• [Data excerpts]
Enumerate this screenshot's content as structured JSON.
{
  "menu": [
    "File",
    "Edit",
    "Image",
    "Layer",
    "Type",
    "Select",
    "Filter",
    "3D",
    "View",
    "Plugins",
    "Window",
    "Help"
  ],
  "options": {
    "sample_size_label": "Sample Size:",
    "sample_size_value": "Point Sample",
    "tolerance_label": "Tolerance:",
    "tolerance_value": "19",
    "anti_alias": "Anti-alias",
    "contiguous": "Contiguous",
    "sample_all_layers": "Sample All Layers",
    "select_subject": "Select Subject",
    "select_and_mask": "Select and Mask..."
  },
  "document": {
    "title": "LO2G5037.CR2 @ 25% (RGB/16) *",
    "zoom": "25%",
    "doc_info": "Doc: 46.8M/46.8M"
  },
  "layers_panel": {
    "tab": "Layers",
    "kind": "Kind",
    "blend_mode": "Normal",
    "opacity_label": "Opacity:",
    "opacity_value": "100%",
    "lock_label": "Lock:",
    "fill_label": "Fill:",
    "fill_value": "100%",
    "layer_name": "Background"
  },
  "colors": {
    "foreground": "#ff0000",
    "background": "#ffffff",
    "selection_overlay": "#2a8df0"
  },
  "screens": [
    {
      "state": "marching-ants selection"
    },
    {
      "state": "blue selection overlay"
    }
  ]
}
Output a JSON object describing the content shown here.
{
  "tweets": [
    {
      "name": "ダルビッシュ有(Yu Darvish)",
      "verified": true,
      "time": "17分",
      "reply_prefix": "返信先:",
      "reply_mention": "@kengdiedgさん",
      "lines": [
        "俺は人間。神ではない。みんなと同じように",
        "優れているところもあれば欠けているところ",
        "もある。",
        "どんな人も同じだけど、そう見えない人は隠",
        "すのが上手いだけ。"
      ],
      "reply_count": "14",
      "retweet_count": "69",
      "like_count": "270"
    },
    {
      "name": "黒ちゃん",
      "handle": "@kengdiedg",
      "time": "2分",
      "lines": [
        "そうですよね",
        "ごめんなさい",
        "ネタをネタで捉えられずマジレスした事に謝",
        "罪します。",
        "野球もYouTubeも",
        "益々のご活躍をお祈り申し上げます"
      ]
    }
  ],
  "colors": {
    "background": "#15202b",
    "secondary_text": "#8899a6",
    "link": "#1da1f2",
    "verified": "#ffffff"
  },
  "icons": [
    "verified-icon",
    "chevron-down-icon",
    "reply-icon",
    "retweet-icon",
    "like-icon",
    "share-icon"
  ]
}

• [Task requirements] Print all of the entries again, exactly as written.

• [Complete response]
Enumerate this screenshot's content as structured JSON.
{
  "menu": [
    "File",
    "Edit",
    "Image",
    "Layer",
    "Type",
    "Select",
    "Filter",
    "3D",
    "View",
    "Plugins",
    "Window",
    "Help"
  ],
  "options": {
    "sample_size_label": "Sample Size:",
    "sample_size_value": "Point Sample",
    "tolerance_label": "Tolerance:",
    "tolerance_value": "19",
    "anti_alias": "Anti-alias",
    "contiguous": "Contiguous",
    "sample_all_layers": "Sample All Layers",
    "select_subject": "Select Subject",
    "select_and_mask": "Select and Mask..."
  },
  "document": {
    "title": "LO2G5037.CR2 @ 25% (RGB/16) *",
    "zoom": "25%",
    "doc_info": "Doc: 46.8M/46.8M"
  },
  "layers_panel": {
    "tab": "Layers",
    "kind": "Kind",
    "blend_mode": "Normal",
    "opacity_label": "Opacity:",
    "opacity_value": "100%",
    "lock_label": "Lock:",
    "fill_label": "Fill:",
    "fill_value": "100%",
    "layer_name": "Background"
  },
  "colors": {
    "foreground": "#ff0000",
    "background": "#ffffff",
    "selection_overlay": "#2a8df0"
  },
  "screens": [
    {
      "state": "marching-ants selection"
    },
    {
      "state": "blue selection overlay"
    }
  ]
}
Output a JSON object describing the content shown here.
{
  "tweets": [
    {
      "name": "ダルビッシュ有(Yu Darvish)",
      "verified": true,
      "time": "17分",
      "reply_prefix": "返信先:",
      "reply_mention": "@kengdiedgさん",
      "lines": [
        "俺は人間。神ではない。みんなと同じように",
        "優れているところもあれば欠けているところ",
        "もある。",
        "どんな人も同じだけど、そう見えない人は隠",
        "すのが上手いだけ。"
      ],
      "reply_count": "14",
      "retweet_count": "69",
      "like_count": "270"
    },
    {
      "name": "黒ちゃん",
      "handle": "@kengdiedg",
      "time": "2分",
      "lines": [
        "そうですよね",
        "ごめんなさい",
        "ネタをネタで捉えられずマジレスした事に謝",
        "罪します。",
        "野球もYouTubeも",
        "益々のご活躍をお祈り申し上げます"
      ]
    }
  ],
  "colors": {
    "background": "#15202b",
    "secondary_text": "#8899a6",
    "link": "#1da1f2",
    "verified": "#ffffff"
  },
  "icons": [
    "verified-icon",
    "chevron-down-icon",
    "reply-icon",
    "retweet-icon",
    "like-icon",
    "share-icon"
  ]
}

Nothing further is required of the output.